Dataset entries:
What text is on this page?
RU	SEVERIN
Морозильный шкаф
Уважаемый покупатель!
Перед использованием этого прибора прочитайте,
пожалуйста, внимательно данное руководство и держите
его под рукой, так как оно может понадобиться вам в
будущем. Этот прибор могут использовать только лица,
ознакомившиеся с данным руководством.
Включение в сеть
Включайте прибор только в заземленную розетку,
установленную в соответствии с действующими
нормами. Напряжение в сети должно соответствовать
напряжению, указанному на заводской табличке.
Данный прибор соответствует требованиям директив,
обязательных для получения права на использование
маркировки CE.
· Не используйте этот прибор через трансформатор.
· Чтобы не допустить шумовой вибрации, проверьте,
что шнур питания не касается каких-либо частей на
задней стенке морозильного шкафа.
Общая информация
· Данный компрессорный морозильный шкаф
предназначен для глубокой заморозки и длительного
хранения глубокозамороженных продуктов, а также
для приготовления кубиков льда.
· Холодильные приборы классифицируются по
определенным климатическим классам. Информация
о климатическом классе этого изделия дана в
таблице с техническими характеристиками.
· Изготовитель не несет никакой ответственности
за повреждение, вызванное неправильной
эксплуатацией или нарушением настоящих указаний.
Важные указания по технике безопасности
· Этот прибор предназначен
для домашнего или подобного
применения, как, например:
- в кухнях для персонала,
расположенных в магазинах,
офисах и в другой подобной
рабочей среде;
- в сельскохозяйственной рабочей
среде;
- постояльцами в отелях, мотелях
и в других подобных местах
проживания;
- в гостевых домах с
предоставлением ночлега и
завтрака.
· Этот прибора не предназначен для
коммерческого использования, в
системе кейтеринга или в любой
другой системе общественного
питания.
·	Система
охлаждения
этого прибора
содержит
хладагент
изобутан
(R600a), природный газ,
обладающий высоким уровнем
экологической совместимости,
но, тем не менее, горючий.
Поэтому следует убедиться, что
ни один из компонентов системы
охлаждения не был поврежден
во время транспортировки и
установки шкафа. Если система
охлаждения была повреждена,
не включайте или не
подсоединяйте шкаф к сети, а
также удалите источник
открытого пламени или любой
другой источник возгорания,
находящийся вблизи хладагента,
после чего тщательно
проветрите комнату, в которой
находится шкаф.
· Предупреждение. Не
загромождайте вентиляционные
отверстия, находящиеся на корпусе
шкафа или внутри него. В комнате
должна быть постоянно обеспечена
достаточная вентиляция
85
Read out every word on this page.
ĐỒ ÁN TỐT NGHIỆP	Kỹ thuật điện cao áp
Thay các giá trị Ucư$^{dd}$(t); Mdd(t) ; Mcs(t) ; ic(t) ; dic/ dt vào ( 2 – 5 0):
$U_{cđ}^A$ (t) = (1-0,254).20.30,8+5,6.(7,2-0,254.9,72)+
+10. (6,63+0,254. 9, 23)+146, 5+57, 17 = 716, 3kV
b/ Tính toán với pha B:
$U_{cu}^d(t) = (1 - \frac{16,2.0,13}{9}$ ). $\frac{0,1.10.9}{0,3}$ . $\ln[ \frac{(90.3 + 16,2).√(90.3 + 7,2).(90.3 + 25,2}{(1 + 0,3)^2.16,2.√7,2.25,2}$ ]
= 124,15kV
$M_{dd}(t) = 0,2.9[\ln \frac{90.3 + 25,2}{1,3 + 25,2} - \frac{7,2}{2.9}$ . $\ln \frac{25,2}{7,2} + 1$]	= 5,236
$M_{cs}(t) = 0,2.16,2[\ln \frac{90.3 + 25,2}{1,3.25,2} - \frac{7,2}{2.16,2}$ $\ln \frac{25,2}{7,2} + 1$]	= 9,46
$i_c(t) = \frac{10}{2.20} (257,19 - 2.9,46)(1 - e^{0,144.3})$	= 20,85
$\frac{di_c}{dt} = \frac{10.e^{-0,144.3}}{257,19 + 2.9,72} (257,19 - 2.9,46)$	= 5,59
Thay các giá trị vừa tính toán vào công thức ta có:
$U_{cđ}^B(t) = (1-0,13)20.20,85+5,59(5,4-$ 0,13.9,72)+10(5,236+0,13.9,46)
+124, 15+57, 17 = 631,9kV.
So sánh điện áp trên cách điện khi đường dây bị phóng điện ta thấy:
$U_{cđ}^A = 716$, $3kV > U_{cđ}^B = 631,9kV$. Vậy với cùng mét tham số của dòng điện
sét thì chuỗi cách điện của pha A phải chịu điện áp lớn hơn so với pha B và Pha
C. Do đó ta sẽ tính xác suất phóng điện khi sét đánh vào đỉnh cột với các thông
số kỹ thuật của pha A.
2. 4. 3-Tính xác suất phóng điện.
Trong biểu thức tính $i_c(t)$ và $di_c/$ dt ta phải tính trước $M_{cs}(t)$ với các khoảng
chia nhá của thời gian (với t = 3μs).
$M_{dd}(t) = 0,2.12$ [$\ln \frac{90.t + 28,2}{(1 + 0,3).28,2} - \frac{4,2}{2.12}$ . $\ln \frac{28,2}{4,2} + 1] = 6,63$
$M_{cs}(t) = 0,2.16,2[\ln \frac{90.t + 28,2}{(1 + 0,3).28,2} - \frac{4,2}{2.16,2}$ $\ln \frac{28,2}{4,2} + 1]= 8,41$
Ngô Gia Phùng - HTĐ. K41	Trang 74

→ **YOUR TASK**
Write out only what runs from the line holding "Read out every word on this page." through the last line of the records, exactly as shown.

→ **WORKED SOLUTION**
Read out every word on this page.
ĐỒ ÁN TỐT NGHIỆP	Kỹ thuật điện cao áp
Thay các giá trị Ucư$^{dd}$(t); Mdd(t) ; Mcs(t) ; ic(t) ; dic/ dt vào ( 2 – 5 0):
$U_{cđ}^A$ (t) = (1-0,254).20.30,8+5,6.(7,2-0,254.9,72)+
+10. (6,63+0,254. 9, 23)+146, 5+57, 17 = 716, 3kV
b/ Tính toán với pha B:
$U_{cu}^d(t) = (1 - \frac{16,2.0,13}{9}$ ). $\frac{0,1.10.9}{0,3}$ . $\ln[ \frac{(90.3 + 16,2).√(90.3 + 7,2).(90.3 + 25,2}{(1 + 0,3)^2.16,2.√7,2.25,2}$ ]
= 124,15kV
$M_{dd}(t) = 0,2.9[\ln \frac{90.3 + 25,2}{1,3 + 25,2} - \frac{7,2}{2.9}$ . $\ln \frac{25,2}{7,2} + 1$]	= 5,236
$M_{cs}(t) = 0,2.16,2[\ln \frac{90.3 + 25,2}{1,3.25,2} - \frac{7,2}{2.16,2}$ $\ln \frac{25,2}{7,2} + 1$]	= 9,46
$i_c(t) = \frac{10}{2.20} (257,19 - 2.9,46)(1 - e^{0,144.3})$	= 20,85
$\frac{di_c}{dt} = \frac{10.e^{-0,144.3}}{257,19 + 2.9,72} (257,19 - 2.9,46)$	= 5,59
Thay các giá trị vừa tính toán vào công thức ta có:
$U_{cđ}^B(t) = (1-0,13)20.20,85+5,59(5,4-$ 0,13.9,72)+10(5,236+0,13.9,46)
+124, 15+57, 17 = 631,9kV.
So sánh điện áp trên cách điện khi đường dây bị phóng điện ta thấy:
$U_{cđ}^A = 716$, $3kV > U_{cđ}^B = 631,9kV$. Vậy với cùng mét tham số của dòng điện
sét thì chuỗi cách điện của pha A phải chịu điện áp lớn hơn so với pha B và Pha
C. Do đó ta sẽ tính xác suất phóng điện khi sét đánh vào đỉnh cột với các thông
số kỹ thuật của pha A.
2. 4. 3-Tính xác suất phóng điện.
Trong biểu thức tính $i_c(t)$ và $di_c/$ dt ta phải tính trước $M_{cs}(t)$ với các khoảng
chia nhá của thời gian (với t = 3μs).
$M_{dd}(t) = 0,2.12$ [$\ln \frac{90.t + 28,2}{(1 + 0,3).28,2} - \frac{4,2}{2.12}$ . $\ln \frac{28,2}{4,2} + 1] = 6,63$
$M_{cs}(t) = 0,2.16,2[\ln \frac{90.t + 28,2}{(1 + 0,3).28,2} - \frac{4,2}{2.16,2}$ $\ln \frac{28,2}{4,2} + 1]= 8,41$
Ngô Gia Phùng - HTĐ. K41	Trang 74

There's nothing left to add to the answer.